[Source data]
----------

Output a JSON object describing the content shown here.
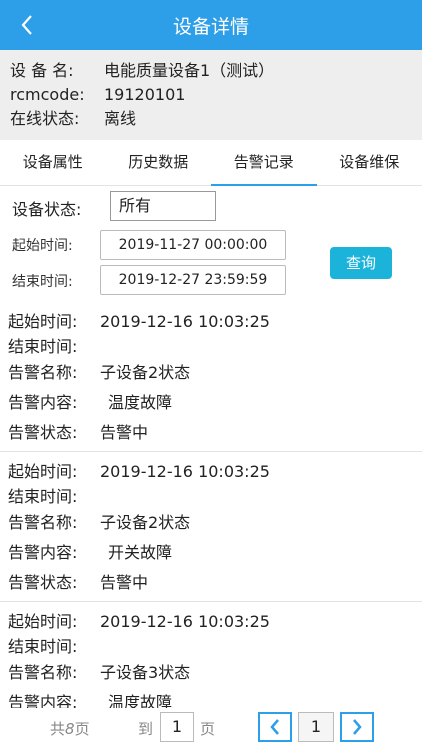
{
  "header": {
    "title": "设备详情",
    "back_icon": "chevron-left-icon",
    "background": "#2d9ee8"
  },
  "device": {
    "name_label": "设 备 名:",
    "name_value": "电能质量设备1（测试）",
    "rcm_label": "rcmcode:",
    "rcm_value": "19120101",
    "online_label": "在线状态:",
    "online_value": "离线"
  },
  "tabs": [
    {
      "label": "设备属性"
    },
    {
      "label": "历史数据"
    },
    {
      "label": "告警记录"
    },
    {
      "label": "设备维保"
    }
  ],
  "active_tab": "告警记录",
  "filters": {
    "status_label": "设备状态:",
    "status_value": "所有",
    "start_label": "起始时间:",
    "start_value": "2019-11-27 00:00:00",
    "end_label": "结束时间:",
    "end_value": "2019-12-27 23:59:59",
    "query_label": "查询",
    "query_color": "#1bb3d9"
  },
  "record_labels": {
    "start": "起始时间:",
    "end": "结束时间:",
    "name": "告警名称:",
    "content": "告警内容:",
    "status": "告警状态:"
  },
  "records": [
    {
      "start": "2019-12-16 10:03:25",
      "end": "",
      "name": "子设备2状态",
      "content": "温度故障",
      "status": "告警中"
    },
    {
      "start": "2019-12-16 10:03:25",
      "end": "",
      "name": "子设备2状态",
      "content": "开关故障",
      "status": "告警中"
    },
    {
      "start": "2019-12-16 10:03:25",
      "end": "",
      "name": "子设备3状态",
      "content": "温度故障",
      "status": ""
    }
  ],
  "status_color": "#e7a93b",
  "pager": {
    "total_prefix": "共",
    "total_pages": "8",
    "total_suffix": "页",
    "goto_prefix": "到",
    "goto_value": "1",
    "goto_suffix": "页",
    "current_page": "1"
  }
}
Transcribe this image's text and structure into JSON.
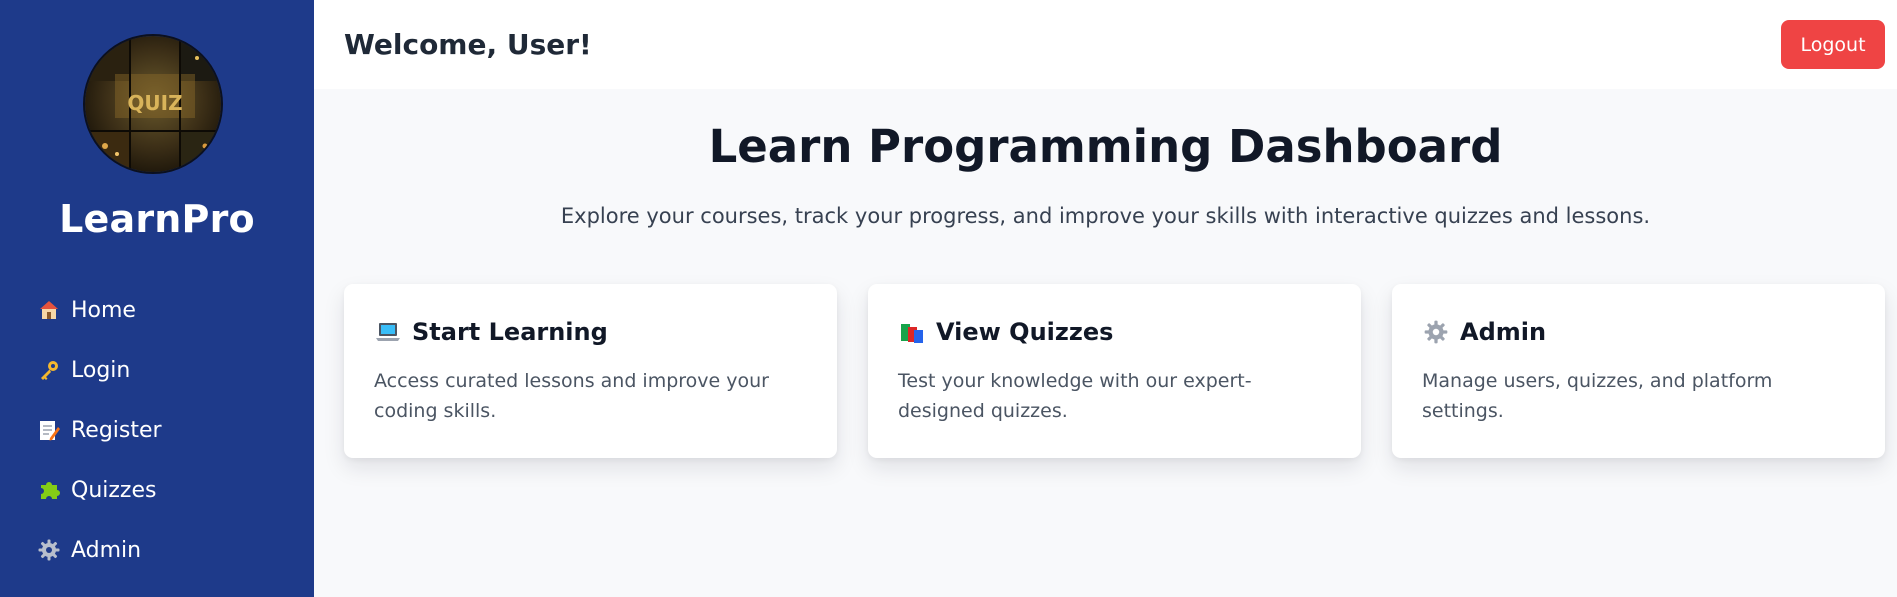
{
  "sidebar": {
    "logo_text": "QUIZ",
    "brand": "LearnPro",
    "items": [
      {
        "label": "Home",
        "icon": "house-icon"
      },
      {
        "label": "Login",
        "icon": "key-icon"
      },
      {
        "label": "Register",
        "icon": "memo-icon"
      },
      {
        "label": "Quizzes",
        "icon": "puzzle-piece-icon"
      },
      {
        "label": "Admin",
        "icon": "gear-icon"
      }
    ]
  },
  "header": {
    "welcome": "Welcome, User!",
    "logout_label": "Logout"
  },
  "main": {
    "title": "Learn Programming Dashboard",
    "subtitle": "Explore your courses, track your progress, and improve your skills with interactive quizzes and lessons.",
    "cards": [
      {
        "title": "Start Learning",
        "icon": "laptop-icon",
        "description": "Access curated lessons and improve your coding skills."
      },
      {
        "title": "View Quizzes",
        "icon": "books-icon",
        "description": "Test your knowledge with our expert-designed quizzes."
      },
      {
        "title": "Admin",
        "icon": "gear-icon",
        "description": "Manage users, quizzes, and platform settings."
      }
    ]
  },
  "colors": {
    "sidebar_bg": "#1e3a8a",
    "logout_bg": "#ef4444",
    "page_bg": "#f8f9fb",
    "card_bg": "#ffffff"
  }
}
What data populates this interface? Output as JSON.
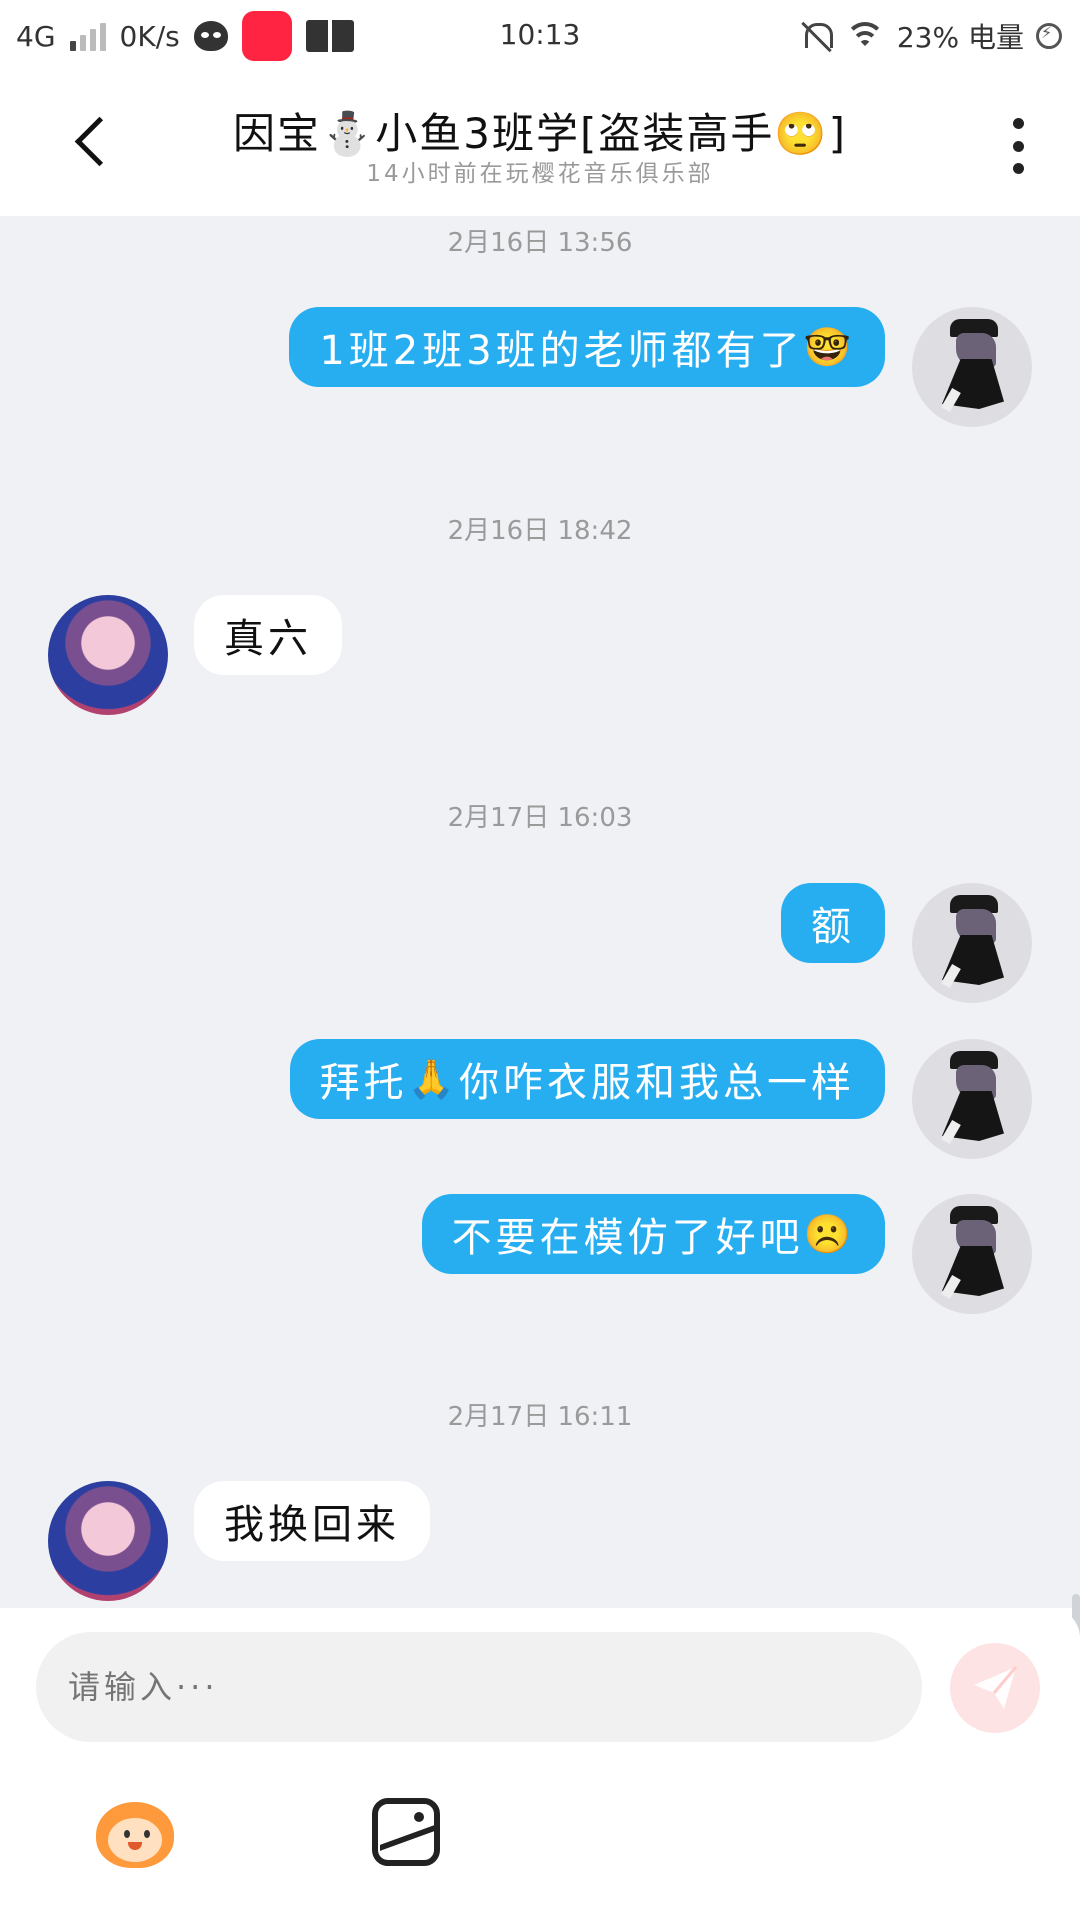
{
  "status_bar": {
    "network": "4G",
    "speed": "0K/s",
    "time": "10:13",
    "battery": "23% 电量"
  },
  "header": {
    "title": "因宝⛄小鱼3班学[盗装高手🙄]",
    "subtitle": "14小时前在玩樱花音乐俱乐部"
  },
  "messages": [
    {
      "timestamp": "2月16日 13:56",
      "sender": "me",
      "text": "1班2班3班的老师都有了",
      "emoji": "🤓"
    },
    {
      "timestamp": "2月16日 18:42",
      "sender": "them",
      "text": "真六"
    },
    {
      "timestamp": "2月17日 16:03",
      "sender": "me",
      "text": "额"
    },
    {
      "sender": "me",
      "text": "拜托",
      "emoji": "🙏",
      "text_after": "你咋衣服和我总一样"
    },
    {
      "sender": "me",
      "text": "不要在模仿了好吧",
      "emoji": "☹️"
    },
    {
      "timestamp": "2月17日 16:11",
      "sender": "them",
      "text": "我换回来"
    }
  ],
  "input": {
    "placeholder": "请输入···"
  },
  "colors": {
    "my_bubble": "#27aef0",
    "their_bubble": "#ffffff",
    "chat_bg": "#eff1f5",
    "send_button": "#fde3e3"
  },
  "icons": {
    "back": "chevron-left-icon",
    "more": "more-vertical-icon",
    "send": "paper-plane-icon",
    "emoji": "monkey-face-icon",
    "image": "image-icon"
  }
}
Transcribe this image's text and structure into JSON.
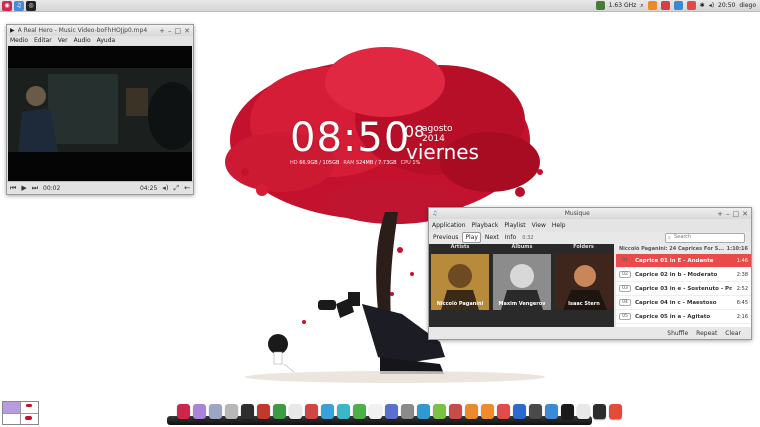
{
  "top_panel": {
    "cpu_freq": "1.63 GHz",
    "time": "20:50",
    "user": "diego"
  },
  "clock": {
    "time": "08:50",
    "day": "08",
    "month_year": "agosto 2014",
    "weekday": "viernes",
    "stats": [
      {
        "key": "HD",
        "value": "66.9GB / 105GB"
      },
      {
        "key": "RAM",
        "value": "524MB / 7.73GB"
      },
      {
        "key": "CPU",
        "value": "1%"
      }
    ]
  },
  "video_player": {
    "title": "A Real Hero - Music Video-boFhHOJjp0.mp4",
    "menu": [
      "Medio",
      "Editar",
      "Ver",
      "Audio",
      "Ayuda"
    ],
    "elapsed": "00:02",
    "total": "04:25"
  },
  "music_player": {
    "title": "Musique",
    "menu": [
      "Application",
      "Playback",
      "Playlist",
      "View",
      "Help"
    ],
    "toolbar": {
      "previous": "Previous",
      "play": "Play",
      "next": "Next",
      "info": "Info",
      "position": "0:32"
    },
    "search_placeholder": "Search",
    "columns": [
      "Artists",
      "Albums",
      "Folders"
    ],
    "artists": [
      "Niccolò Paganini",
      "Maxim Vengerov",
      "Isaac Stern"
    ],
    "playlist_header": {
      "title": "Niccolò Paganini: 24 Caprices For S...",
      "duration": "1:10:16"
    },
    "tracks": [
      {
        "num": "01",
        "title": "Caprice 01 in E - Andante",
        "duration": "1:46",
        "current": true
      },
      {
        "num": "02",
        "title": "Caprice 02 in b - Moderato",
        "duration": "2:38",
        "current": false
      },
      {
        "num": "03",
        "title": "Caprice 03 in e - Sostenuto - Pr...",
        "duration": "2:52",
        "current": false
      },
      {
        "num": "04",
        "title": "Caprice 04 in c - Maestoso",
        "duration": "6:45",
        "current": false
      },
      {
        "num": "05",
        "title": "Caprice 05 in a - Agitato",
        "duration": "2:16",
        "current": false
      }
    ],
    "footer": [
      "Shuffle",
      "Repeat",
      "Clear"
    ]
  },
  "dock": {
    "colors": [
      "#d1244b",
      "#a883d6",
      "#9aa6c4",
      "#b7b7b7",
      "#2e2e2e",
      "#c0392b",
      "#3d9a45",
      "#e8e8e8",
      "#d04545",
      "#3aa0d8",
      "#3ab8c8",
      "#4bb04a",
      "#f0f0f0",
      "#5a6fd0",
      "#8a8a8a",
      "#2e9ad0",
      "#7cc144",
      "#c84a4a",
      "#ea8a2a",
      "#f08a2a",
      "#e54a4a",
      "#2a6ad0",
      "#4a4a4a",
      "#3b8ad8",
      "#1a1a1a",
      "#e8e8e8",
      "#2d2d2d",
      "#e84a3a"
    ]
  }
}
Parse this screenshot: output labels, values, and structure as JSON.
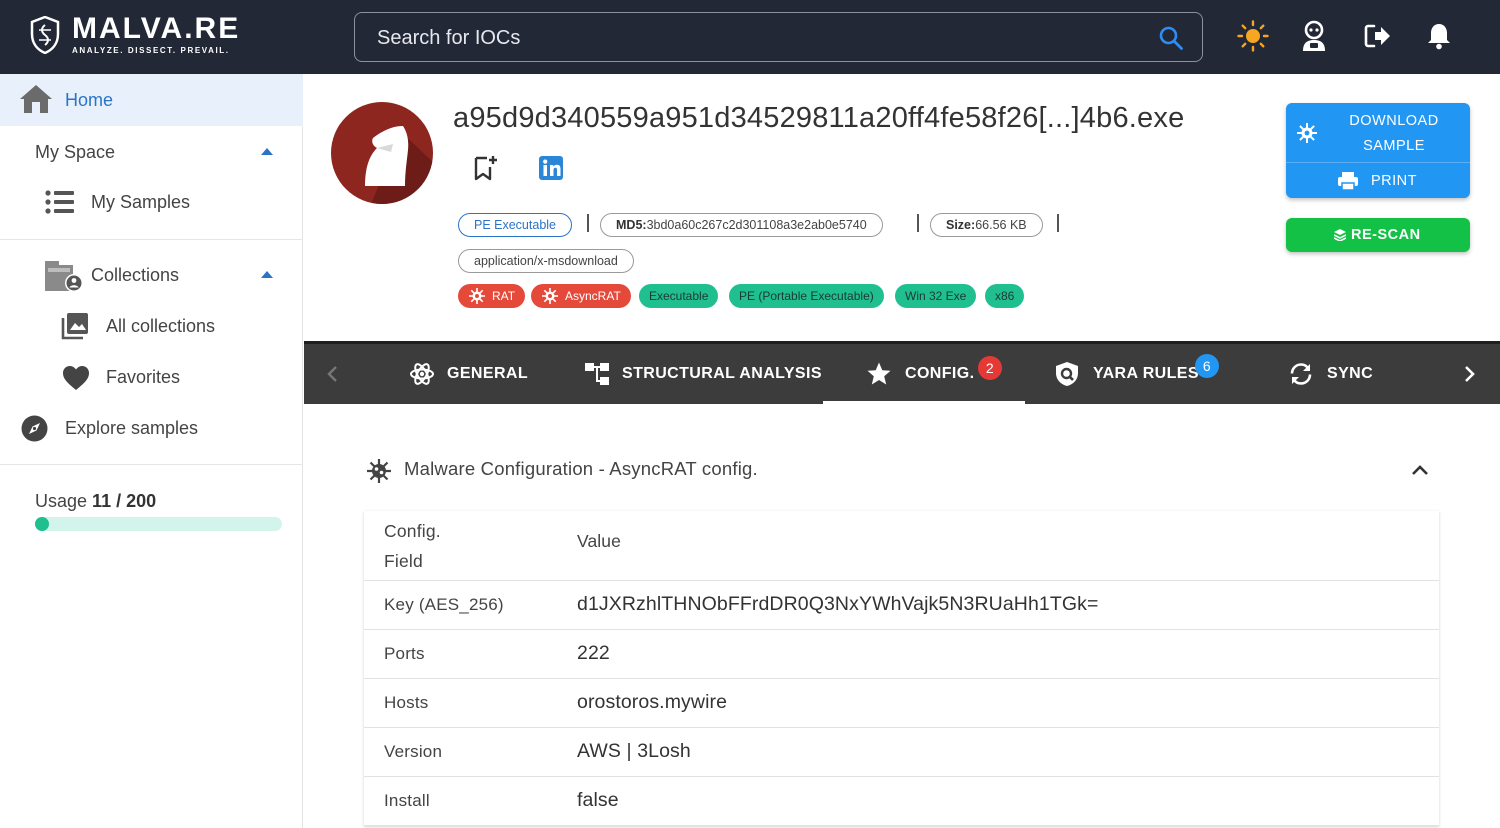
{
  "header": {
    "logo_name": "MALVA.RE",
    "logo_tagline": "ANALYZE. DISSECT. PREVAIL.",
    "search_placeholder": "Search for IOCs",
    "icons": [
      "sun-icon",
      "robot-icon",
      "logout-icon",
      "bell-icon"
    ]
  },
  "sidebar": {
    "home": "Home",
    "my_space": "My Space",
    "my_samples": "My Samples",
    "collections": "Collections",
    "all_collections": "All collections",
    "favorites": "Favorites",
    "explore": "Explore samples",
    "usage_label": "Usage",
    "usage_value": "11 / 200",
    "usage_used": 11,
    "usage_total": 200
  },
  "sample": {
    "title": "a95d9d340559a951d34529811a20ff4fe58f26[...]4b6.exe",
    "file_type": "PE Executable",
    "md5_label": "MD5:",
    "md5_value": "3bd0a60c267c2d301108a3e2ab0e5740",
    "size_label": "Size:",
    "size_value": "66.56 KB",
    "mime": "application/x-msdownload",
    "tags": [
      {
        "label": "RAT",
        "kind": "red"
      },
      {
        "label": "AsyncRAT",
        "kind": "red"
      },
      {
        "label": "Executable",
        "kind": "green"
      },
      {
        "label": "PE (Portable Executable)",
        "kind": "green"
      },
      {
        "label": "Win 32 Exe",
        "kind": "green"
      },
      {
        "label": "x86",
        "kind": "green"
      }
    ]
  },
  "actions": {
    "download_line1": "DOWNLOAD",
    "download_line2": "SAMPLE",
    "print": "PRINT",
    "rescan": "RE-SCAN"
  },
  "tabs": [
    {
      "label": "GENERAL",
      "badge": ""
    },
    {
      "label": "STRUCTURAL ANALYSIS",
      "badge": ""
    },
    {
      "label": "CONFIG.",
      "badge": "2"
    },
    {
      "label": "YARA RULES",
      "badge": "6"
    },
    {
      "label": "SYNC",
      "badge": ""
    }
  ],
  "config": {
    "title": "Malware Configuration - AsyncRAT config.",
    "col_field_1": "Config.",
    "col_field_2": "Field",
    "col_value": "Value",
    "rows": [
      {
        "field": "Key (AES_256)",
        "value": "d1JXRzhlTHNObFFrdDR0Q3NxYWhVajk5N3RUaHh1TGk="
      },
      {
        "field": "Ports",
        "value": "222"
      },
      {
        "field": "Hosts",
        "value": "orostoros.mywire"
      },
      {
        "field": "Version",
        "value": "AWS | 3Losh"
      },
      {
        "field": "Install",
        "value": "false"
      }
    ]
  },
  "colors": {
    "header_bg": "#232837",
    "accent_blue": "#2196f3",
    "rescan_green": "#12c146",
    "tag_red": "#e5493a",
    "tag_green": "#1fbf8f",
    "tabs_bg": "#3c3c3c"
  }
}
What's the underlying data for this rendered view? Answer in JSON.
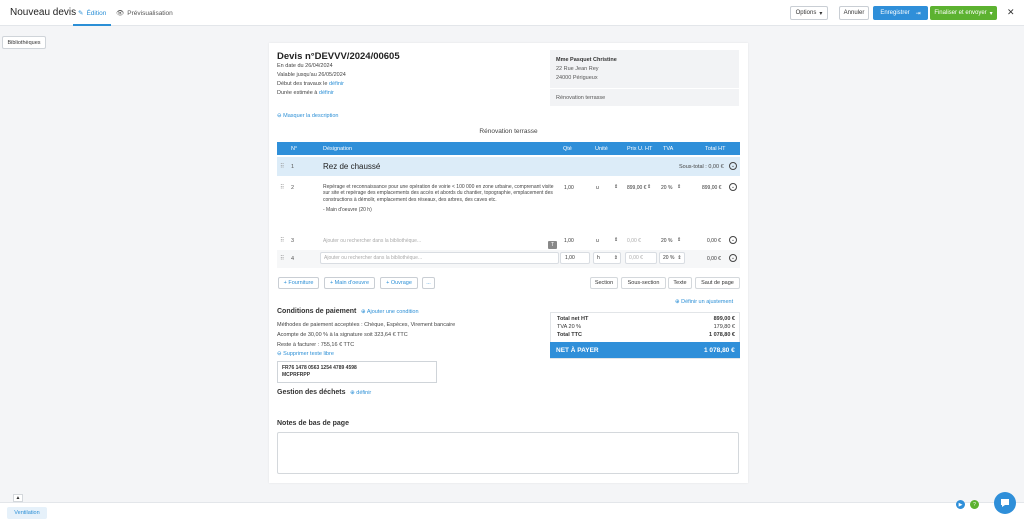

----------

◆ **AIM**: Report how many lines in the listing above include the word "Search". Give nothing but the number.

◆ **TASK OUTPUT**: 2